--- What is required ---
Copy out every line of the data exactly.
-- Begin --
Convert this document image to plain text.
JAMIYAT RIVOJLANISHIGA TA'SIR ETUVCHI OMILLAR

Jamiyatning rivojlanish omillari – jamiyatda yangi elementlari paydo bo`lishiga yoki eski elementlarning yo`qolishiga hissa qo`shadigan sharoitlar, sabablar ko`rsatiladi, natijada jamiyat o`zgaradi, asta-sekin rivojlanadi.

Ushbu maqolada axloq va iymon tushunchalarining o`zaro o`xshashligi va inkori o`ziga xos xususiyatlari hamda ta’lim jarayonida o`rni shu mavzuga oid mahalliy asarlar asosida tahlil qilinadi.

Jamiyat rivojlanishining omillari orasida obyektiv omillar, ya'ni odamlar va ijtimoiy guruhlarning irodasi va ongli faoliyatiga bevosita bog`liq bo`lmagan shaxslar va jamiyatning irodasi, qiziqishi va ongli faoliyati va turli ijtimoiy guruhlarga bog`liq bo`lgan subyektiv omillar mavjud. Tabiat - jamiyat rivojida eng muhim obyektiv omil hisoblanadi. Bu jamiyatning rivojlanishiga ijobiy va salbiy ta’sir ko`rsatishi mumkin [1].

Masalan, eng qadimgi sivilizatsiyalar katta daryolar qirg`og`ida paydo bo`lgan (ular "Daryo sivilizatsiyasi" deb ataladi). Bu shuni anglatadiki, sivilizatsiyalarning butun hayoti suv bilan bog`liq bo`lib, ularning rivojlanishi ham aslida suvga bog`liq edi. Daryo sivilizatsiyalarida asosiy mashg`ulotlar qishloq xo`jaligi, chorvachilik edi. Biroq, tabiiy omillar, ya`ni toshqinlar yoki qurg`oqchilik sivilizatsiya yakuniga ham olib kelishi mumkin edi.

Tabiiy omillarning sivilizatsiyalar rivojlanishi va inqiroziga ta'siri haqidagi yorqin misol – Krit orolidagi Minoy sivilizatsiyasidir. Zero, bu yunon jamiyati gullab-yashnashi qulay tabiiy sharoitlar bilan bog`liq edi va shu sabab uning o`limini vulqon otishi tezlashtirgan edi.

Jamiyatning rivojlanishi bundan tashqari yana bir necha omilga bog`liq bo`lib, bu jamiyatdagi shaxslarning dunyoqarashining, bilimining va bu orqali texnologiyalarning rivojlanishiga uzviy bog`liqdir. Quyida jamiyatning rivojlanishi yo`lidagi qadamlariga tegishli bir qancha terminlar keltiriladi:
-- End --
--- Result for this exercise ---
Convert this document image to plain text.
JAMIYAT RIVOJLANISHIGA TA'SIR ETUVCHI OMILLAR

Jamiyatning rivojlanish omillari – jamiyatda yangi elementlari paydo bo`lishiga yoki eski elementlarning yo`qolishiga hissa qo`shadigan sharoitlar, sabablar ko`rsatiladi, natijada jamiyat o`zgaradi, asta-sekin rivojlanadi.

Ushbu maqolada axloq va iymon tushunchalarining o`zaro o`xshashligi va inkori o`ziga xos xususiyatlari hamda ta’lim jarayonida o`rni shu mavzuga oid mahalliy asarlar asosida tahlil qilinadi.

Jamiyat rivojlanishining omillari orasida obyektiv omillar, ya'ni odamlar va ijtimoiy guruhlarning irodasi va ongli faoliyatiga bevosita bog`liq bo`lmagan shaxslar va jamiyatning irodasi, qiziqishi va ongli faoliyati va turli ijtimoiy guruhlarga bog`liq bo`lgan subyektiv omillar mavjud. Tabiat - jamiyat rivojida eng muhim obyektiv omil hisoblanadi. Bu jamiyatning rivojlanishiga ijobiy va salbiy ta’sir ko`rsatishi mumkin [1].

Masalan, eng qadimgi sivilizatsiyalar katta daryolar qirg`og`ida paydo bo`lgan (ular "Daryo sivilizatsiyasi" deb ataladi). Bu shuni anglatadiki, sivilizatsiyalarning butun hayoti suv bilan bog`liq bo`lib, ularning rivojlanishi ham aslida suvga bog`liq edi. Daryo sivilizatsiyalarida asosiy mashg`ulotlar qishloq xo`jaligi, chorvachilik edi. Biroq, tabiiy omillar, ya`ni toshqinlar yoki qurg`oqchilik sivilizatsiya yakuniga ham olib kelishi mumkin edi.

Tabiiy omillarning sivilizatsiyalar rivojlanishi va inqiroziga ta'siri haqidagi yorqin misol – Krit orolidagi Minoy sivilizatsiyasidir. Zero, bu yunon jamiyati gullab-yashnashi qulay tabiiy sharoitlar bilan bog`liq edi va shu sabab uning o`limini vulqon otishi tezlashtirgan edi.

Jamiyatning rivojlanishi bundan tashqari yana bir necha omilga bog`liq bo`lib, bu jamiyatdagi shaxslarning dunyoqarashining, bilimining va bu orqali texnologiyalarning rivojlanishiga uzviy bog`liqdir. Quyida jamiyatning rivojlanishi yo`lidagi qadamlariga tegishli bir qancha terminlar keltiriladi:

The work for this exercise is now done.